WHAT IS ASKED
Examine the entries and show every line in which the word "icon" is found.
Begin RECORDS FOR PROCESSING
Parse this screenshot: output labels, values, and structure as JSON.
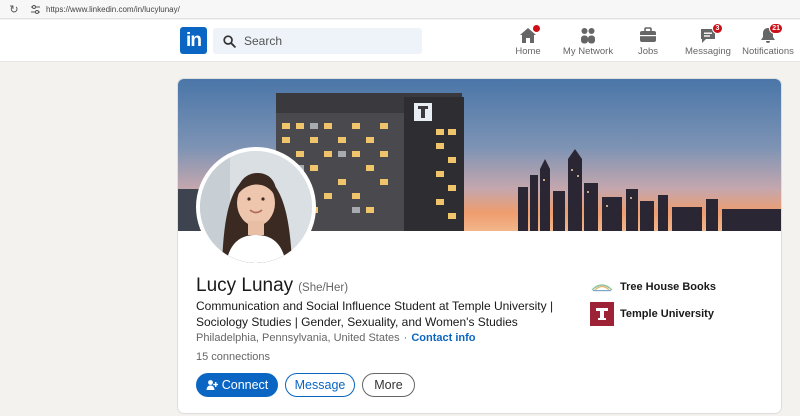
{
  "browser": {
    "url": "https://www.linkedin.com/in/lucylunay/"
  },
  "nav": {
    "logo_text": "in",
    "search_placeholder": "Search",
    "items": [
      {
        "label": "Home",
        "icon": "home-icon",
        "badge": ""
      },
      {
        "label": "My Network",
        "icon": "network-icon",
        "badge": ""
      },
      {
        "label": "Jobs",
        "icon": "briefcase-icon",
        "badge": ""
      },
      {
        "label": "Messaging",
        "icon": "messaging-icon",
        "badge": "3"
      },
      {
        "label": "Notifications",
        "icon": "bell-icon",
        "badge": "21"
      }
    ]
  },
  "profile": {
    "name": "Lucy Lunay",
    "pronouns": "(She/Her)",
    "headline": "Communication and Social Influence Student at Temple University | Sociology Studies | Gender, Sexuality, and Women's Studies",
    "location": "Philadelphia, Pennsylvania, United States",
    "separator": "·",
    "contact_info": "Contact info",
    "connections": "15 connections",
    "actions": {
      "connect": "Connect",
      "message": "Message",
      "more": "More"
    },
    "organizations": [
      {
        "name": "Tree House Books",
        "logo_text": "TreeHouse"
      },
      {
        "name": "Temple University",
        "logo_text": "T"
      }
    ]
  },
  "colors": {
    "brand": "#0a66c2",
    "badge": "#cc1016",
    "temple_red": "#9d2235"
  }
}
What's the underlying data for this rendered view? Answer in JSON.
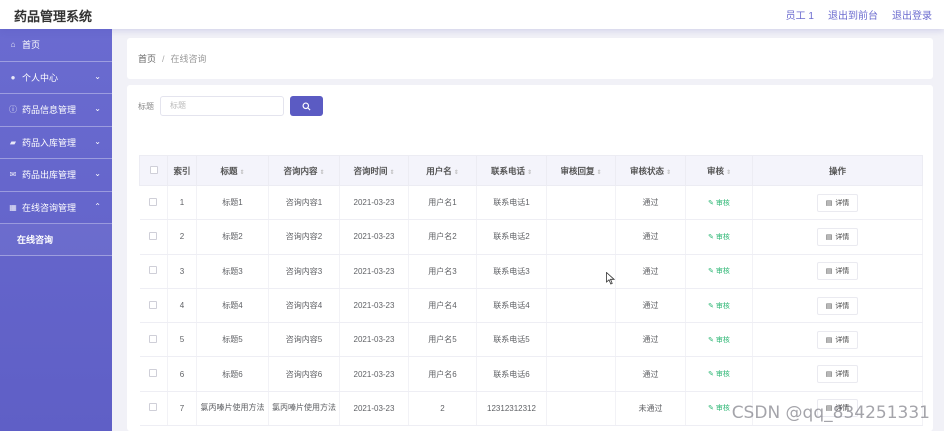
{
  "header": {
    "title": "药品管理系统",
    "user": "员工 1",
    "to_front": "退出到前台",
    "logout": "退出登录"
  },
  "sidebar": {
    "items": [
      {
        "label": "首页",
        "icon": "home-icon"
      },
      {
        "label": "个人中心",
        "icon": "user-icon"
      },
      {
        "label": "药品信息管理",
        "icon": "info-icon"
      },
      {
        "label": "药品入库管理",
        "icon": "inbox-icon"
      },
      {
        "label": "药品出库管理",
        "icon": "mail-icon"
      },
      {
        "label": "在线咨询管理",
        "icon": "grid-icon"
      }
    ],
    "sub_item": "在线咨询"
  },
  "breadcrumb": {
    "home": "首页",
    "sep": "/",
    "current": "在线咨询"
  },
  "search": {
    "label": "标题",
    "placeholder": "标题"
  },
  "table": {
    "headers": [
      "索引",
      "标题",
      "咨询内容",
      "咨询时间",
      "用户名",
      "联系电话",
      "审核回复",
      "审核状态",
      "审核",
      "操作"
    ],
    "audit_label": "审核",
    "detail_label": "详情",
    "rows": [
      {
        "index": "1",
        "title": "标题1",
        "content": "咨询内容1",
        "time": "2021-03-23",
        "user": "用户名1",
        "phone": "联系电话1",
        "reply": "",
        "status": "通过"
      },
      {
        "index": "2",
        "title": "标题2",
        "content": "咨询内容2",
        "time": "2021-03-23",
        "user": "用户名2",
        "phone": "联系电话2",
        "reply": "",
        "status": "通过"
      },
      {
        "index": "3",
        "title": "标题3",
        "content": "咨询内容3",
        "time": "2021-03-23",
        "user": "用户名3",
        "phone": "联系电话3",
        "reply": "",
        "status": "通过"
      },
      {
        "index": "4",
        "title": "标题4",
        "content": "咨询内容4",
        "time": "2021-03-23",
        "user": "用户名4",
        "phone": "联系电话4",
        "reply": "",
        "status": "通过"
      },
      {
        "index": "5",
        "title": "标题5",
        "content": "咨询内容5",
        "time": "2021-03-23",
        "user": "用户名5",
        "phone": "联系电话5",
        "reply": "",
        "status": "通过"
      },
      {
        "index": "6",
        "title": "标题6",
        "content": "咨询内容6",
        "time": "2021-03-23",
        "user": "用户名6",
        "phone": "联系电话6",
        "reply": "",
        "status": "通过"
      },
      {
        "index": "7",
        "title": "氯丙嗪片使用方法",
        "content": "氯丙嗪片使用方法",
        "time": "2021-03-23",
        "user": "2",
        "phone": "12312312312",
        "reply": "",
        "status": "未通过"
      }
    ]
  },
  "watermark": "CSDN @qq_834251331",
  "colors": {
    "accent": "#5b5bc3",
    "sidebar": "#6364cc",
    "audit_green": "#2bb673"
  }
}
End RECORDS FOR PROCESSING
OUTPUT OF THE EXERCISE
        "icon": "home-icon",
        "icon": "network-icon",
        "icon": "briefcase-icon",
        "icon": "messaging-icon",
        "icon": "bell-icon",
        "icon": "home-icon"
        "icon": "user-icon"
        "icon": "info-icon"
        "icon": "inbox-icon"
        "icon": "mail-icon"
        "icon": "grid-icon"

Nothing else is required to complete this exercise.